- [Instructions for the task]
Word for word, transcribe the lines below and drop the pictures.

- [Task input]
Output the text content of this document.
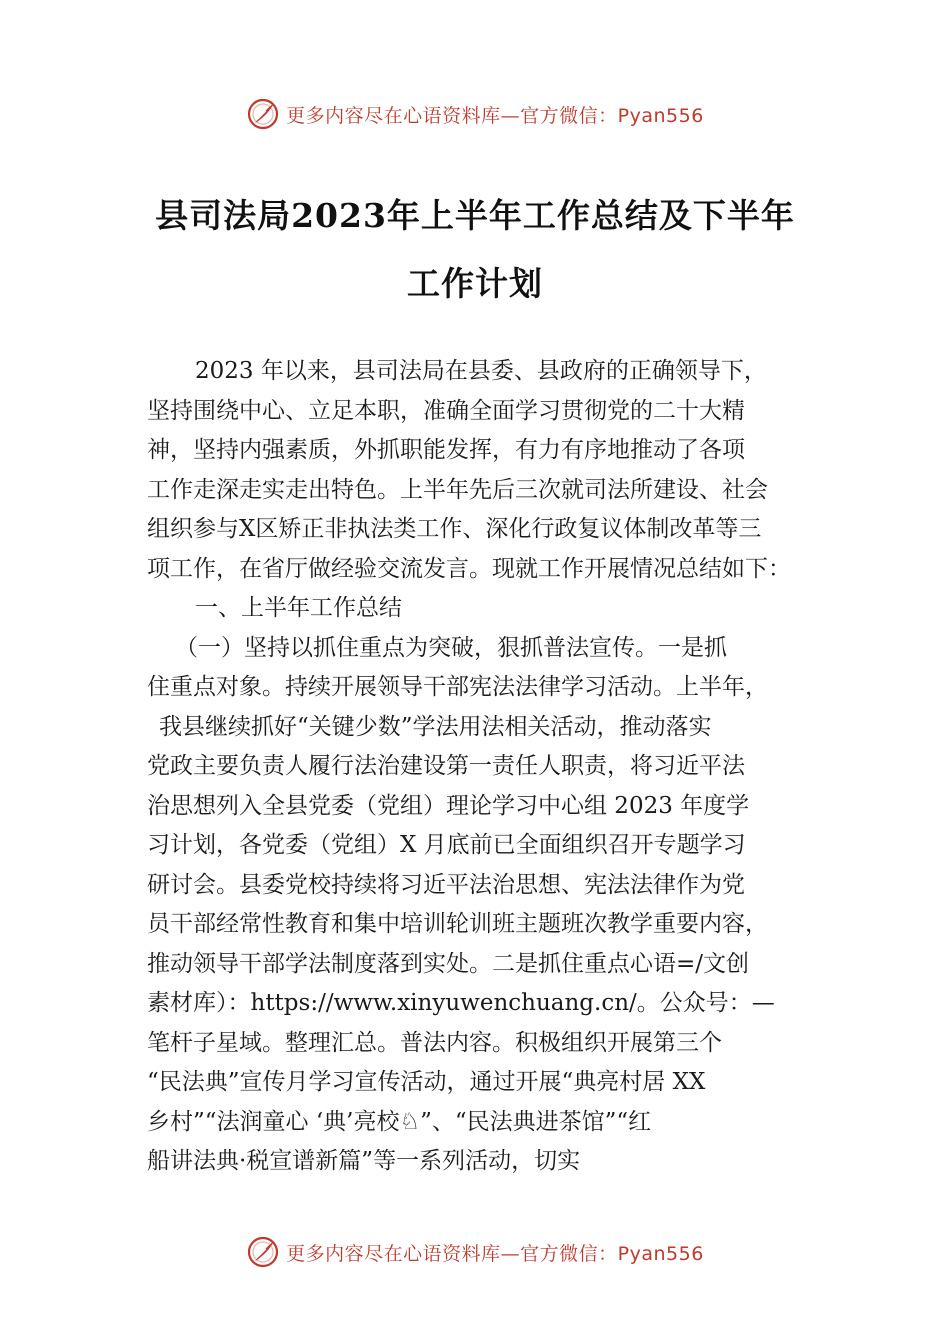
更多内容尽在心语资料库—官方微信：Pyan556
县司法局2023年上半年工作总结及下半年
工作计划
2023 年以来，县司法局在县委、县政府的正确领导下，
坚持围绕中心、立足本职，准确全面学习贯彻党的二十大精
神，坚持内强素质，外抓职能发挥，有力有序地推动了各项
工作走深走实走出特色。上半年先后三次就司法所建设、社会
组织参与X区矫正非执法类工作、深化行政复议体制改革等三
项工作，在省厅做经验交流发言。现就工作开展情况总结如下：
一、上半年工作总结
（一）坚持以抓住重点为突破，狠抓普法宣传。一是抓
住重点对象。持续开展领导干部宪法法律学习活动。上半年，
我县继续抓好“关键少数”学法用法相关活动，推动落实
党政主要负责人履行法治建设第一责任人职责，将习近平法
治思想列入全县党委（党组）理论学习中心组 2023 年度学
习计划，各党委（党组）X 月底前已全面组织召开专题学习
研讨会。县委党校持续将习近平法治思想、宪法法律作为党
员干部经常性教育和集中培训轮训班主题班次教学重要内容，
推动领导干部学法制度落到实处。二是抓住重点心语=/文创
素材库）：https://www.xinyuwenchuang.cn/。公众号：—
笔杆子星域。整理汇总。普法内容。积极组织开展第三个
“民法典”宣传月学习宣传活动，通过开展“典亮村居 XX
乡村”“法润童心 ‘典’亮校♘”、“民法典进茶馆”“红
船讲法典·税宣谱新篇”等一系列活动，切实
更多内容尽在心语资料库—官方微信：Pyan556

- [Correct response]
Output the text content of this document.
更多内容尽在心语资料库—官方微信：Pyan556
县司法局2023年上半年工作总结及下半年
工作计划
2023 年以来，县司法局在县委、县政府的正确领导下，
坚持围绕中心、立足本职，准确全面学习贯彻党的二十大精
神，坚持内强素质，外抓职能发挥，有力有序地推动了各项
工作走深走实走出特色。上半年先后三次就司法所建设、社会
组织参与X区矫正非执法类工作、深化行政复议体制改革等三
项工作，在省厅做经验交流发言。现就工作开展情况总结如下：
一、上半年工作总结
（一）坚持以抓住重点为突破，狠抓普法宣传。一是抓
住重点对象。持续开展领导干部宪法法律学习活动。上半年，
我县继续抓好“关键少数”学法用法相关活动，推动落实
党政主要负责人履行法治建设第一责任人职责，将习近平法
治思想列入全县党委（党组）理论学习中心组 2023 年度学
习计划，各党委（党组）X 月底前已全面组织召开专题学习
研讨会。县委党校持续将习近平法治思想、宪法法律作为党
员干部经常性教育和集中培训轮训班主题班次教学重要内容，
推动领导干部学法制度落到实处。二是抓住重点心语=/文创
素材库）：https://www.xinyuwenchuang.cn/。公众号：—
笔杆子星域。整理汇总。普法内容。积极组织开展第三个
“民法典”宣传月学习宣传活动，通过开展“典亮村居 XX
乡村”“法润童心 ‘典’亮校♘”、“民法典进茶馆”“红
船讲法典·税宣谱新篇”等一系列活动，切实
更多内容尽在心语资料库—官方微信：Pyan556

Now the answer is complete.